WRITTEN EXERCISE:
Return every entry exactly as written.

Stored data entries:
:::

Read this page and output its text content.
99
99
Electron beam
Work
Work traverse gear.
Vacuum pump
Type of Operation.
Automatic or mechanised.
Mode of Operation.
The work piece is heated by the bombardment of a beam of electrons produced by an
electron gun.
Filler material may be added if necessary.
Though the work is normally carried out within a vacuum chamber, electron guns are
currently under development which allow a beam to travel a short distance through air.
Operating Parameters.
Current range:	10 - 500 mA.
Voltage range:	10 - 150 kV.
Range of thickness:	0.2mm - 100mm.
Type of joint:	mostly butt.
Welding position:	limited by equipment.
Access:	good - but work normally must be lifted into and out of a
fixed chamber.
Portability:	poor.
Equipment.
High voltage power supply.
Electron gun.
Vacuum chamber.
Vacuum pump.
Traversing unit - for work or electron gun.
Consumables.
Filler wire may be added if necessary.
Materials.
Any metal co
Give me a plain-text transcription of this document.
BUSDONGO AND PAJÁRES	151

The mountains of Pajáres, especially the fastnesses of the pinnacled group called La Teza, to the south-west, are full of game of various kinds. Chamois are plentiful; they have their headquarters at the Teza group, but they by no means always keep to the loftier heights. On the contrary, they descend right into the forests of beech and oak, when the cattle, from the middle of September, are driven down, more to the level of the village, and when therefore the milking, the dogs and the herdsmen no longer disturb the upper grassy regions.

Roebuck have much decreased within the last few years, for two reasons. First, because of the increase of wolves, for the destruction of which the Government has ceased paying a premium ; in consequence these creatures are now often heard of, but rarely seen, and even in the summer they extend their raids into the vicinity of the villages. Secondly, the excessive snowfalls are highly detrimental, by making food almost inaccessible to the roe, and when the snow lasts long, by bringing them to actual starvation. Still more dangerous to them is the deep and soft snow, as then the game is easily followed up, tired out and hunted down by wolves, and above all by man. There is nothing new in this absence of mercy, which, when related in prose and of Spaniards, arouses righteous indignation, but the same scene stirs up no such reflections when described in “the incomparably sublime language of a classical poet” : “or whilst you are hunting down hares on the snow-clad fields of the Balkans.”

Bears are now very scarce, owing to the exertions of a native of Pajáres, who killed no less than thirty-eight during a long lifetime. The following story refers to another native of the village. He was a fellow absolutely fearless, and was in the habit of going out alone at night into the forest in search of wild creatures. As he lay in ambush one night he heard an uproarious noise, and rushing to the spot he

:::

THE RESPONSE:
Read this page and output its text content.
99
99
Electron beam
Work
Work traverse gear.
Vacuum pump
Type of Operation.
Automatic or mechanised.
Mode of Operation.
The work piece is heated by the bombardment of a beam of electrons produced by an
electron gun.
Filler material may be added if necessary.
Though the work is normally carried out within a vacuum chamber, electron guns are
currently under development which allow a beam to travel a short distance through air.
Operating Parameters.
Current range:	10 - 500 mA.
Voltage range:	10 - 150 kV.
Range of thickness:	0.2mm - 100mm.
Type of joint:	mostly butt.
Welding position:	limited by equipment.
Access:	good - but work normally must be lifted into and out of a
fixed chamber.
Portability:	poor.
Equipment.
High voltage power supply.
Electron gun.
Vacuum chamber.
Vacuum pump.
Traversing unit - for work or electron gun.
Consumables.
Filler wire may be added if necessary.
Materials.
Any metal co
Give me a plain-text transcription of this document.
BUSDONGO AND PAJÁRES	151

The mountains of Pajáres, especially the fastnesses of the pinnacled group called La Teza, to the south-west, are full of game of various kinds. Chamois are plentiful; they have their headquarters at the Teza group, but they by no means always keep to the loftier heights. On the contrary, they descend right into the forests of beech and oak, when the cattle, from the middle of September, are driven down, more to the level of the village, and when therefore the milking, the dogs and the herdsmen no longer disturb the upper grassy regions.

Roebuck have much decreased within the last few years, for two reasons. First, because of the increase of wolves, for the destruction of which the Government has ceased paying a premium ; in consequence these creatures are now often heard of, but rarely seen, and even in the summer they extend their raids into the vicinity of the villages. Secondly, the excessive snowfalls are highly detrimental, by making food almost inaccessible to the roe, and when the snow lasts long, by bringing them to actual starvation. Still more dangerous to them is the deep and soft snow, as then the game is easily followed up, tired out and hunted down by wolves, and above all by man. There is nothing new in this absence of mercy, which, when related in prose and of Spaniards, arouses righteous indignation, but the same scene stirs up no such reflections when described in “the incomparably sublime language of a classical poet” : “or whilst you are hunting down hares on the snow-clad fields of the Balkans.”

Bears are now very scarce, owing to the exertions of a native of Pajáres, who killed no less than thirty-eight during a long lifetime. The following story refers to another native of the village. He was a fellow absolutely fearless, and was in the habit of going out alone at night into the forest in search of wild creatures. As he lay in ambush one night he heard an uproarious noise, and rushing to the spot he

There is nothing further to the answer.